HOW TO COMPLETE THIS TASK | For this exercise, restate the records word for word.

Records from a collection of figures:
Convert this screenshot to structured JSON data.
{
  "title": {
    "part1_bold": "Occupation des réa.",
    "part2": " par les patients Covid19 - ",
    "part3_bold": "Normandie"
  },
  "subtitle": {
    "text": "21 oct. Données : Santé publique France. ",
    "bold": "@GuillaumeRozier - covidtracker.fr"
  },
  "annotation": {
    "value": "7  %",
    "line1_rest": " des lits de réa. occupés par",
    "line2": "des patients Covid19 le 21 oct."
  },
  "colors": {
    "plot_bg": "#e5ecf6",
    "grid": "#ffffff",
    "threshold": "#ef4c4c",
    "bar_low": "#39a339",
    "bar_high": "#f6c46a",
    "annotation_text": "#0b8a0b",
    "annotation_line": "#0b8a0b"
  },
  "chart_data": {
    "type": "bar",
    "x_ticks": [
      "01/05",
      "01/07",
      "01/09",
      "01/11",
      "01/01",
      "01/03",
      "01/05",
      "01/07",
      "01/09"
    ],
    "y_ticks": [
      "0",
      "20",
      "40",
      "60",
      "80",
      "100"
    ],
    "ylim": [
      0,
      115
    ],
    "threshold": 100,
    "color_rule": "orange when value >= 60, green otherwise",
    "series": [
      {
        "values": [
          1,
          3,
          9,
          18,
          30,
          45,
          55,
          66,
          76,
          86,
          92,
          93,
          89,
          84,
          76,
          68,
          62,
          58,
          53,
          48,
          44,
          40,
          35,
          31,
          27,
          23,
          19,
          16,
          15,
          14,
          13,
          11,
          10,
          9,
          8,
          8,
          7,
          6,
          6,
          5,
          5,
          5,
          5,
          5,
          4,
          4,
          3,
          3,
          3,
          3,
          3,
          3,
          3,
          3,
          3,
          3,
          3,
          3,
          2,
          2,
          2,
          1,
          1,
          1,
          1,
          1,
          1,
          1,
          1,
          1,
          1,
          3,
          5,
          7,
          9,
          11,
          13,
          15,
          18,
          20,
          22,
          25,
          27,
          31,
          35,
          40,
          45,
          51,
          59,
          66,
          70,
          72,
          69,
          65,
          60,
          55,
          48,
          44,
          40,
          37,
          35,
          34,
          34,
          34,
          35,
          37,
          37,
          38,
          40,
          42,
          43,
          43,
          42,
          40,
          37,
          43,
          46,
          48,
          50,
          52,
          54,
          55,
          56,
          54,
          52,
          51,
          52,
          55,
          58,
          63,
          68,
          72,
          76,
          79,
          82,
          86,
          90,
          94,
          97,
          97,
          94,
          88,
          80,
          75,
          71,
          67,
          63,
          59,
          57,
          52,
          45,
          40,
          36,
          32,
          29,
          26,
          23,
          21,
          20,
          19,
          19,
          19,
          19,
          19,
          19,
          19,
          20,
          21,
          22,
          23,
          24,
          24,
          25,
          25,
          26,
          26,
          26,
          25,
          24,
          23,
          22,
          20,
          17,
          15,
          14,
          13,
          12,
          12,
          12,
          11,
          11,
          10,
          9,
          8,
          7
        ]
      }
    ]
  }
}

SOLUTION |
Convert this screenshot to structured JSON data.
{
  "title": {
    "part1_bold": "Occupation des réa.",
    "part2": " par les patients Covid19 - ",
    "part3_bold": "Normandie"
  },
  "subtitle": {
    "text": "21 oct. Données : Santé publique France. ",
    "bold": "@GuillaumeRozier - covidtracker.fr"
  },
  "annotation": {
    "value": "7  %",
    "line1_rest": " des lits de réa. occupés par",
    "line2": "des patients Covid19 le 21 oct."
  },
  "colors": {
    "plot_bg": "#e5ecf6",
    "grid": "#ffffff",
    "threshold": "#ef4c4c",
    "bar_low": "#39a339",
    "bar_high": "#f6c46a",
    "annotation_text": "#0b8a0b",
    "annotation_line": "#0b8a0b"
  },
  "chart_data": {
    "type": "bar",
    "x_ticks": [
      "01/05",
      "01/07",
      "01/09",
      "01/11",
      "01/01",
      "01/03",
      "01/05",
      "01/07",
      "01/09"
    ],
    "y_ticks": [
      "0",
      "20",
      "40",
      "60",
      "80",
      "100"
    ],
    "ylim": [
      0,
      115
    ],
    "threshold": 100,
    "color_rule": "orange when value >= 60, green otherwise",
    "series": [
      {
        "values": [
          1,
          3,
          9,
          18,
          30,
          45,
          55,
          66,
          76,
          86,
          92,
          93,
          89,
          84,
          76,
          68,
          62,
          58,
          53,
          48,
          44,
          40,
          35,
          31,
          27,
          23,
          19,
          16,
          15,
          14,
          13,
          11,
          10,
          9,
          8,
          8,
          7,
          6,
          6,
          5,
          5,
          5,
          5,
          5,
          4,
          4,
          3,
          3,
          3,
          3,
          3,
          3,
          3,
          3,
          3,
          3,
          3,
          3,
          2,
          2,
          2,
          1,
          1,
          1,
          1,
          1,
          1,
          1,
          1,
          1,
          1,
          3,
          5,
          7,
          9,
          11,
          13,
          15,
          18,
          20,
          22,
          25,
          27,
          31,
          35,
          40,
          45,
          51,
          59,
          66,
          70,
          72,
          69,
          65,
          60,
          55,
          48,
          44,
          40,
          37,
          35,
          34,
          34,
          34,
          35,
          37,
          37,
          38,
          40,
          42,
          43,
          43,
          42,
          40,
          37,
          43,
          46,
          48,
          50,
          52,
          54,
          55,
          56,
          54,
          52,
          51,
          52,
          55,
          58,
          63,
          68,
          72,
          76,
          79,
          82,
          86,
          90,
          94,
          97,
          97,
          94,
          88,
          80,
          75,
          71,
          67,
          63,
          59,
          57,
          52,
          45,
          40,
          36,
          32,
          29,
          26,
          23,
          21,
          20,
          19,
          19,
          19,
          19,
          19,
          19,
          19,
          20,
          21,
          22,
          23,
          24,
          24,
          25,
          25,
          26,
          26,
          26,
          25,
          24,
          23,
          22,
          20,
          17,
          15,
          14,
          13,
          12,
          12,
          12,
          11,
          11,
          10,
          9,
          8,
          7
        ]
      }
    ]
  }
}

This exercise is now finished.